= The problem =
Records follow. Pull out every line that contains "this".

Figure content listings:
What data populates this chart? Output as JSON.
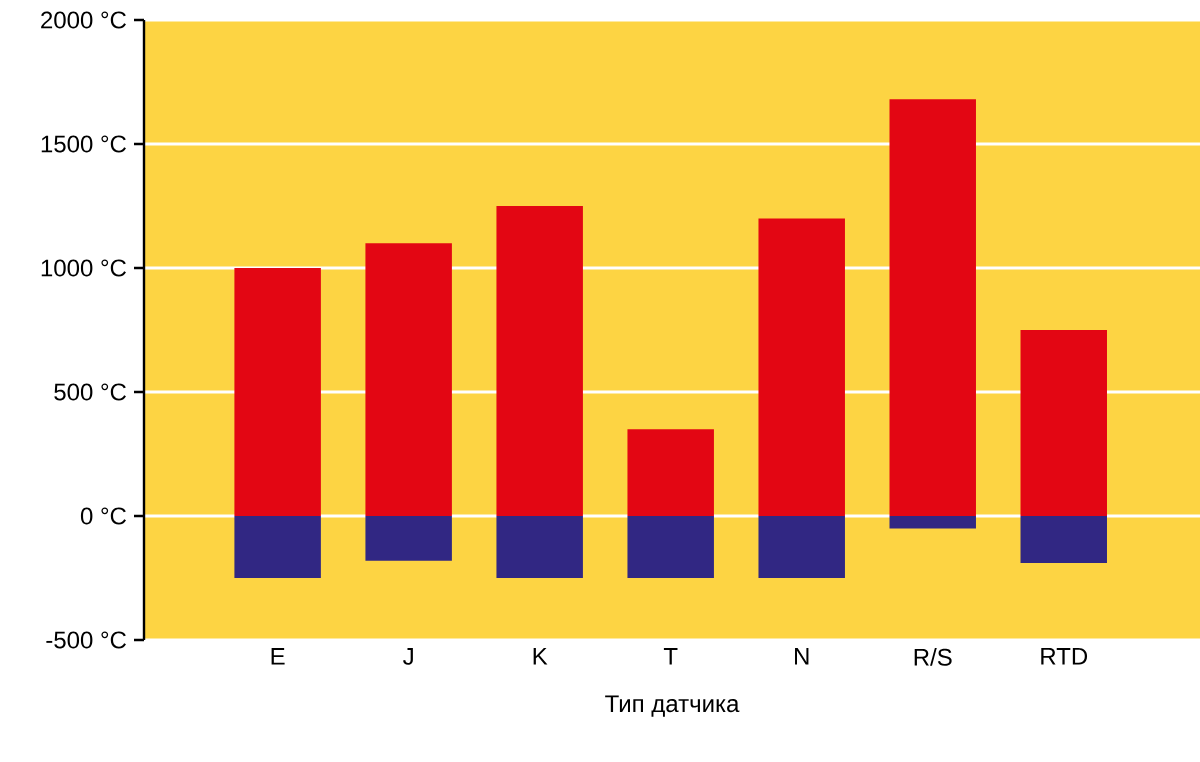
{
  "chart_data": {
    "type": "bar",
    "xlabel": "Тип датчика",
    "categories": [
      "E",
      "J",
      "K",
      "T",
      "N",
      "R/S",
      "RTD"
    ],
    "stacked": true,
    "grid": "y",
    "series": [
      {
        "color": "#e30613",
        "values": [
          1000,
          1100,
          1250,
          350,
          1200,
          1680,
          750
        ]
      },
      {
        "color": "#312783",
        "values": [
          -250,
          -180,
          -250,
          -250,
          -250,
          -50,
          -190
        ]
      }
    ],
    "ylim": [
      -500,
      2000
    ],
    "yticks": [
      {
        "value": -500,
        "label": "-500 °C"
      },
      {
        "value": 0,
        "label": "0 °C"
      },
      {
        "value": 500,
        "label": "500 °C"
      },
      {
        "value": 1000,
        "label": "1000 °C"
      },
      {
        "value": 1500,
        "label": "1500 °C"
      },
      {
        "value": 2000,
        "label": "2000 °C"
      }
    ]
  }
}
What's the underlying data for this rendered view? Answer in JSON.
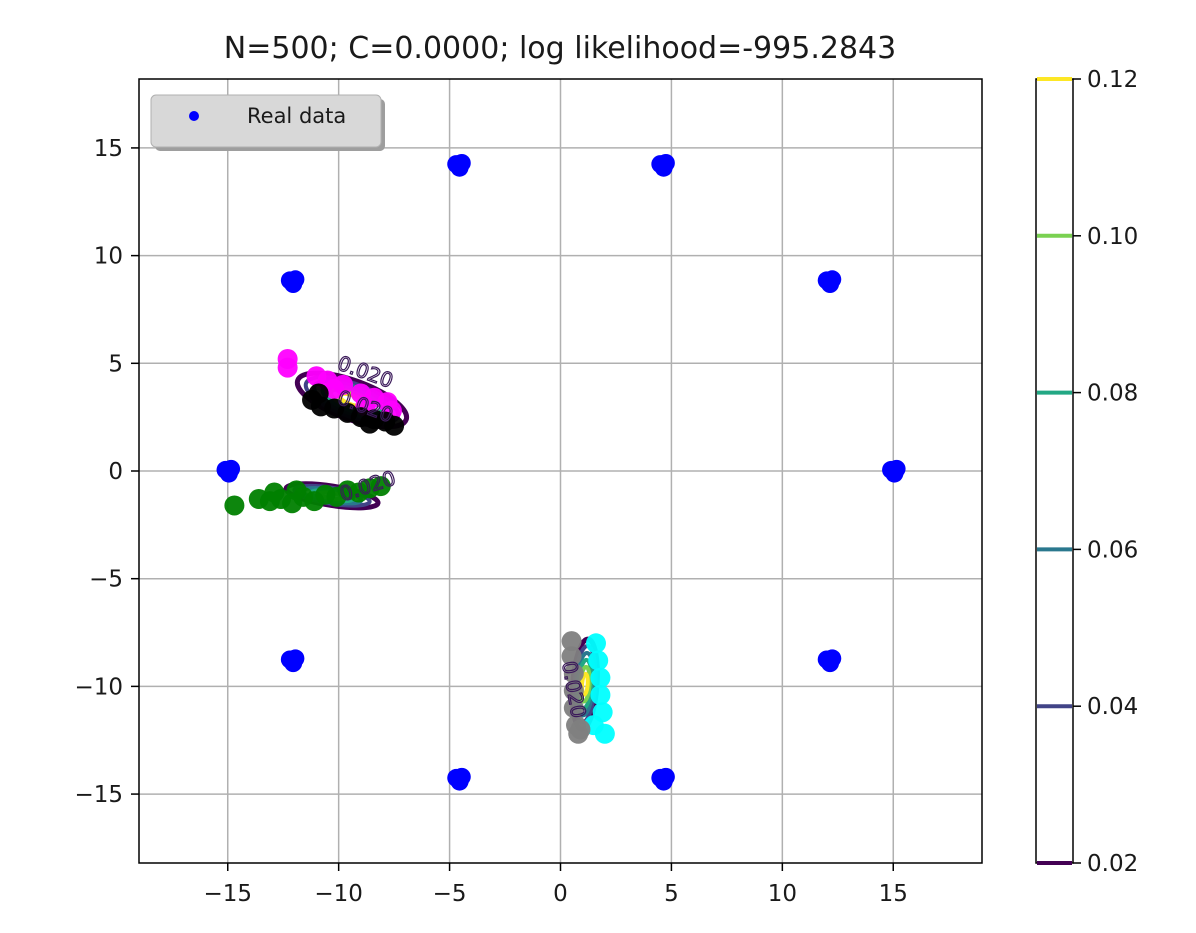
{
  "chart_data": {
    "type": "scatter",
    "title": "N=500; C=0.0000; log likelihood=-995.2843",
    "xlim": [
      -19,
      19
    ],
    "ylim": [
      -18.2,
      18.2
    ],
    "x_ticks": [
      -15,
      -10,
      -5,
      0,
      5,
      10,
      15
    ],
    "x_tick_labels": [
      "−15",
      "−10",
      "−5",
      "0",
      "5",
      "10",
      "15"
    ],
    "y_ticks": [
      15,
      10,
      5,
      0,
      -5,
      -10,
      -15
    ],
    "y_tick_labels": [
      "15",
      "10",
      "5",
      "0",
      "−5",
      "−10",
      "−15"
    ],
    "grid": true,
    "legend": {
      "placement": "upper-left",
      "entries": [
        {
          "label": "Real data",
          "color": "#0000ff"
        }
      ]
    },
    "real_data": {
      "color": "#0000ff",
      "clusters": [
        {
          "x": 15.0,
          "y": 0.0
        },
        {
          "x": 12.1,
          "y": 8.8
        },
        {
          "x": 4.6,
          "y": 14.2
        },
        {
          "x": -4.6,
          "y": 14.2
        },
        {
          "x": -12.1,
          "y": 8.8
        },
        {
          "x": -15.0,
          "y": 0.0
        },
        {
          "x": -12.1,
          "y": -8.8
        },
        {
          "x": -4.6,
          "y": -14.3
        },
        {
          "x": 4.6,
          "y": -14.3
        },
        {
          "x": 12.1,
          "y": -8.8
        }
      ]
    },
    "generated_points": [
      {
        "color": "#ff00ff",
        "points": [
          [
            -12.3,
            5.2
          ],
          [
            -12.3,
            4.8
          ],
          [
            -11.0,
            4.4
          ],
          [
            -10.5,
            4.2
          ],
          [
            -9.8,
            4.0
          ],
          [
            -9.0,
            3.6
          ],
          [
            -8.4,
            3.4
          ],
          [
            -7.8,
            3.2
          ],
          [
            -7.6,
            2.8
          ],
          [
            -10.2,
            3.8
          ],
          [
            -8.8,
            3.0
          ]
        ]
      },
      {
        "color": "#000000",
        "points": [
          [
            -11.2,
            3.3
          ],
          [
            -10.8,
            3.0
          ],
          [
            -10.2,
            2.9
          ],
          [
            -9.6,
            2.7
          ],
          [
            -9.0,
            2.5
          ],
          [
            -8.4,
            2.4
          ],
          [
            -7.9,
            2.3
          ],
          [
            -7.5,
            2.1
          ],
          [
            -10.9,
            3.6
          ],
          [
            -8.6,
            2.2
          ]
        ]
      },
      {
        "color": "#008000",
        "points": [
          [
            -14.7,
            -1.6
          ],
          [
            -13.6,
            -1.3
          ],
          [
            -13.1,
            -1.4
          ],
          [
            -12.6,
            -1.3
          ],
          [
            -12.1,
            -1.5
          ],
          [
            -11.6,
            -1.2
          ],
          [
            -11.1,
            -1.4
          ],
          [
            -10.6,
            -1.1
          ],
          [
            -10.1,
            -1.2
          ],
          [
            -9.6,
            -0.9
          ],
          [
            -9.1,
            -1.0
          ],
          [
            -8.6,
            -0.8
          ],
          [
            -8.1,
            -0.7
          ],
          [
            -12.9,
            -1.0
          ],
          [
            -11.9,
            -0.9
          ]
        ]
      },
      {
        "color": "#00ffff",
        "points": [
          [
            1.6,
            -8.0
          ],
          [
            1.7,
            -8.8
          ],
          [
            1.8,
            -9.6
          ],
          [
            1.8,
            -10.4
          ],
          [
            1.9,
            -11.2
          ],
          [
            2.0,
            -12.2
          ],
          [
            1.5,
            -11.8
          ]
        ]
      },
      {
        "color": "#808080",
        "points": [
          [
            0.5,
            -7.9
          ],
          [
            0.5,
            -8.6
          ],
          [
            0.6,
            -9.4
          ],
          [
            0.6,
            -10.2
          ],
          [
            0.6,
            -11.0
          ],
          [
            0.7,
            -11.8
          ],
          [
            0.8,
            -12.2
          ],
          [
            0.9,
            -12.0
          ]
        ]
      }
    ],
    "density_contours": [
      {
        "cx": -9.4,
        "cy": 3.3,
        "rx": 2.6,
        "ry": 0.9,
        "angle_deg": -20,
        "levels": [
          0.02,
          0.04,
          0.06,
          0.08,
          0.1,
          0.12
        ]
      },
      {
        "cx": -10.3,
        "cy": -1.15,
        "rx": 2.1,
        "ry": 0.45,
        "angle_deg": -9,
        "levels": [
          0.02,
          0.04,
          0.06,
          0.08,
          0.1
        ]
      },
      {
        "cx": 1.1,
        "cy": -9.9,
        "rx": 0.55,
        "ry": 2.1,
        "angle_deg": -4,
        "levels": [
          0.02,
          0.04,
          0.06,
          0.08,
          0.1,
          0.12
        ]
      }
    ],
    "contour_labels": [
      {
        "text": "0.020",
        "x": -8.9,
        "y": 4.3,
        "angle_deg": 20
      },
      {
        "text": "0.020",
        "x": -8.9,
        "y": 2.7,
        "angle_deg": 20
      },
      {
        "text": "0.020",
        "x": -8.6,
        "y": -1.0,
        "angle_deg": -18
      },
      {
        "text": "0.020",
        "x": 0.3,
        "y": -10.2,
        "angle_deg": 80
      }
    ],
    "colorbar": {
      "range": [
        0.02,
        0.12
      ],
      "ticks": [
        0.02,
        0.04,
        0.06,
        0.08,
        0.1,
        0.12
      ],
      "tick_labels": [
        "0.02",
        "0.04",
        "0.06",
        "0.08",
        "0.10",
        "0.12"
      ],
      "colors": [
        "#440154",
        "#414487",
        "#2a788e",
        "#22a884",
        "#7ad151",
        "#fde725"
      ]
    }
  }
}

= Output of the task =
What data populates this chart? Output as JSON.
What's the underlying data for this rendered view? Answer in JSON.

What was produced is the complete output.